** Start of MATERIAL PROVIDED **

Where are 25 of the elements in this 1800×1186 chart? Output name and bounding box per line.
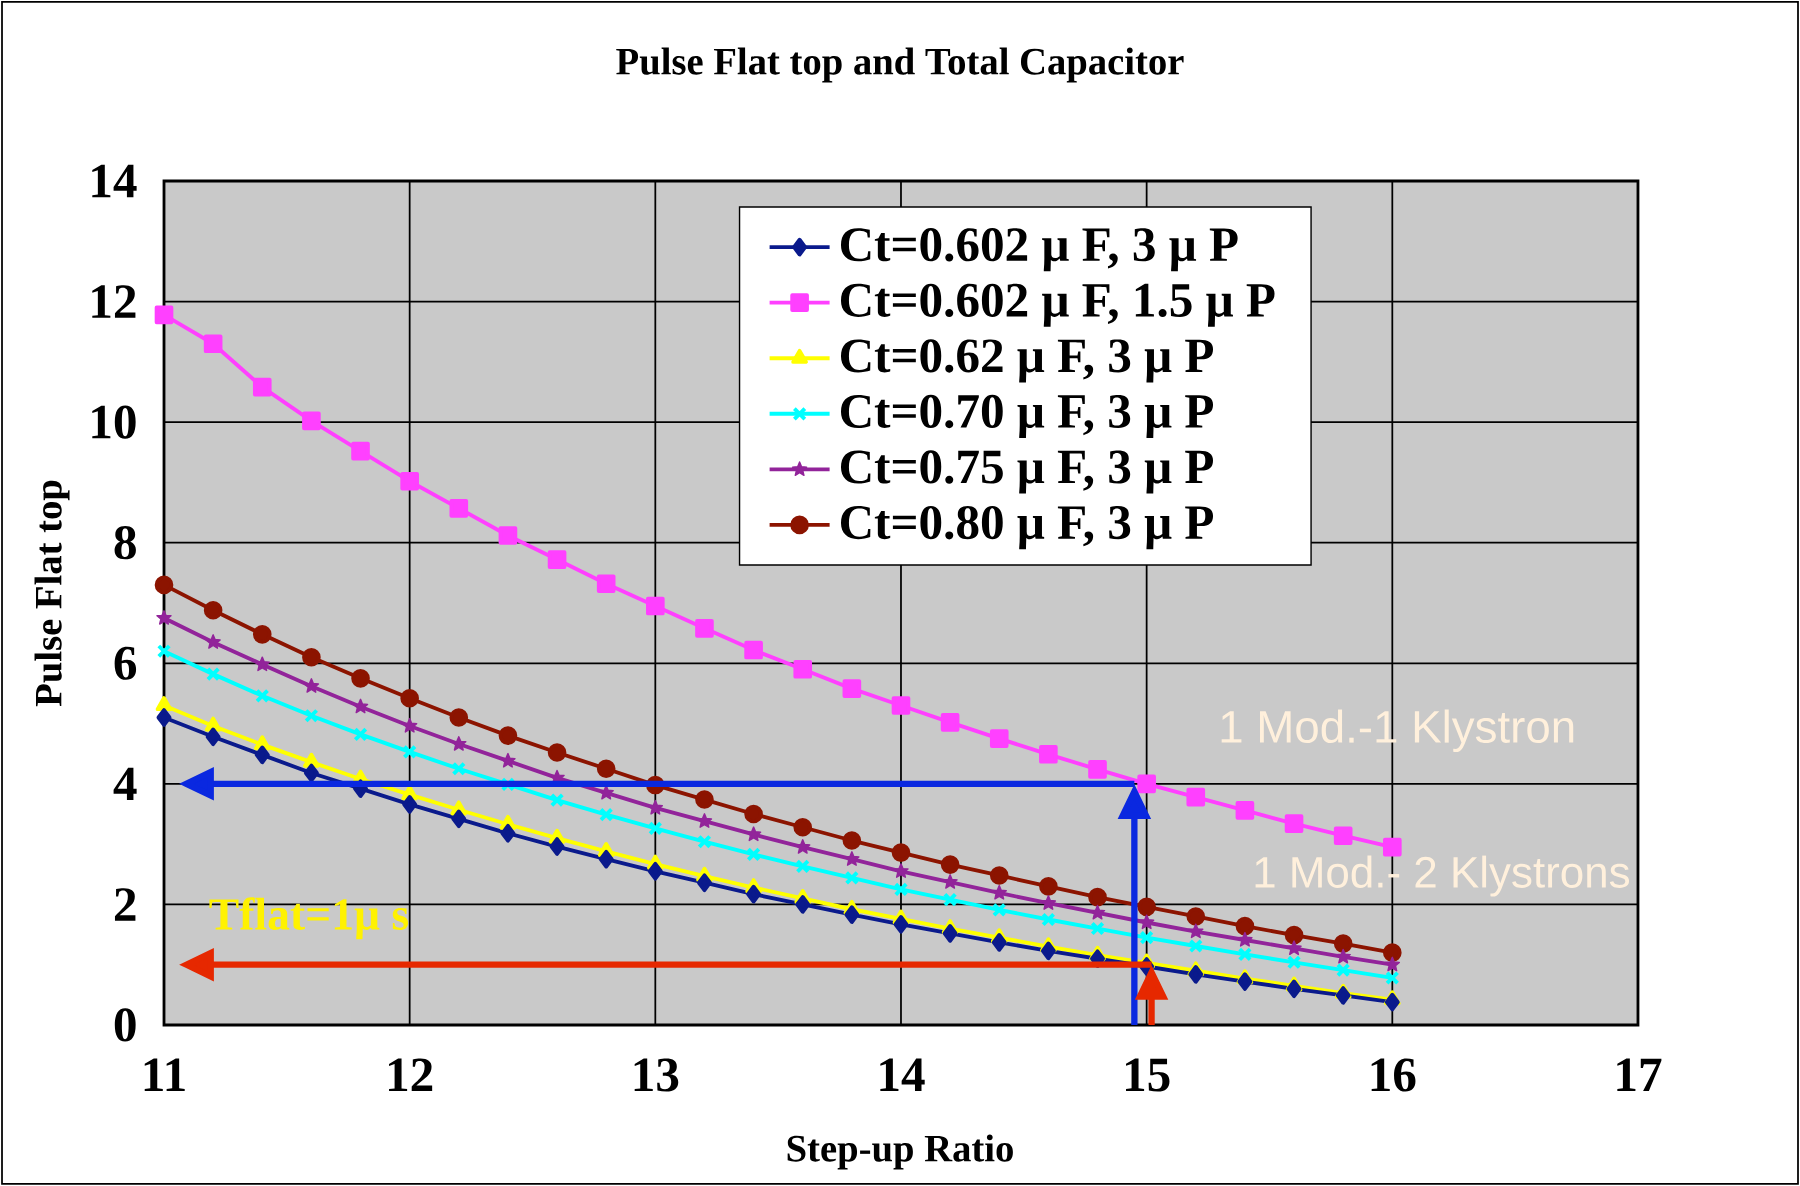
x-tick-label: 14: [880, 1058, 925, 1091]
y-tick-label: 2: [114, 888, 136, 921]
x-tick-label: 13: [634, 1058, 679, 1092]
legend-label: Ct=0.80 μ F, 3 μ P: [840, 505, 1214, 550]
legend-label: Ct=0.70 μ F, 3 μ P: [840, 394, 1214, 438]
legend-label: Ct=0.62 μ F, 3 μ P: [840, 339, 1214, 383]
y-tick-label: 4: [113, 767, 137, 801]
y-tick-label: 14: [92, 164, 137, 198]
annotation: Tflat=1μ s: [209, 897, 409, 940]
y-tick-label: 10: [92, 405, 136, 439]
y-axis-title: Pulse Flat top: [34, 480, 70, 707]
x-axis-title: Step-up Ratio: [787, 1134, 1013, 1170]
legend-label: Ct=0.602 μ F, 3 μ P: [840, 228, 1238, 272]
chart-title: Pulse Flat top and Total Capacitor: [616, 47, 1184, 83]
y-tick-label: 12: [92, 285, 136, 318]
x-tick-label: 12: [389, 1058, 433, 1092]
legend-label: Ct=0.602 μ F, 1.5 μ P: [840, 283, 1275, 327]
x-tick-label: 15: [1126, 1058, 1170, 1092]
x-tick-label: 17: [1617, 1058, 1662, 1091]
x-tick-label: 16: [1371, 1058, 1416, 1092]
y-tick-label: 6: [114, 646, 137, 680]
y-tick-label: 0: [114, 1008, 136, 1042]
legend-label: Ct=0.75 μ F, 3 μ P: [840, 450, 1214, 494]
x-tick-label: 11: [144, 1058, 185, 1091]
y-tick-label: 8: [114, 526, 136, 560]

** End of MATERIAL PROVIDED **

# PROBLEM
Please give back only the lines of the material from the one containing "x-tick-label: 14: [880, 1058, 925, 1091]" through the one containing "y-axis-title: Pulse Flat", inclusive, swapping each "legend-label" for "legend-entry" and changing nothing else.

# WRITTEN RESPONSE
x-tick-label: 14: [880, 1058, 925, 1091]
y-tick-label: 2: [114, 888, 136, 921]
x-tick-label: 13: [634, 1058, 679, 1092]
legend-entry: Ct=0.80 μ F, 3 μ P: [840, 505, 1214, 550]
legend-entry: Ct=0.70 μ F, 3 μ P: [840, 394, 1214, 438]
legend-entry: Ct=0.62 μ F, 3 μ P: [840, 339, 1214, 383]
y-tick-label: 4: [113, 767, 137, 801]
y-tick-label: 14: [92, 164, 137, 198]
annotation: Tflat=1μ s: [209, 897, 409, 940]
y-tick-label: 10: [92, 405, 136, 439]
y-axis-title: Pulse Flat top: [34, 480, 70, 707]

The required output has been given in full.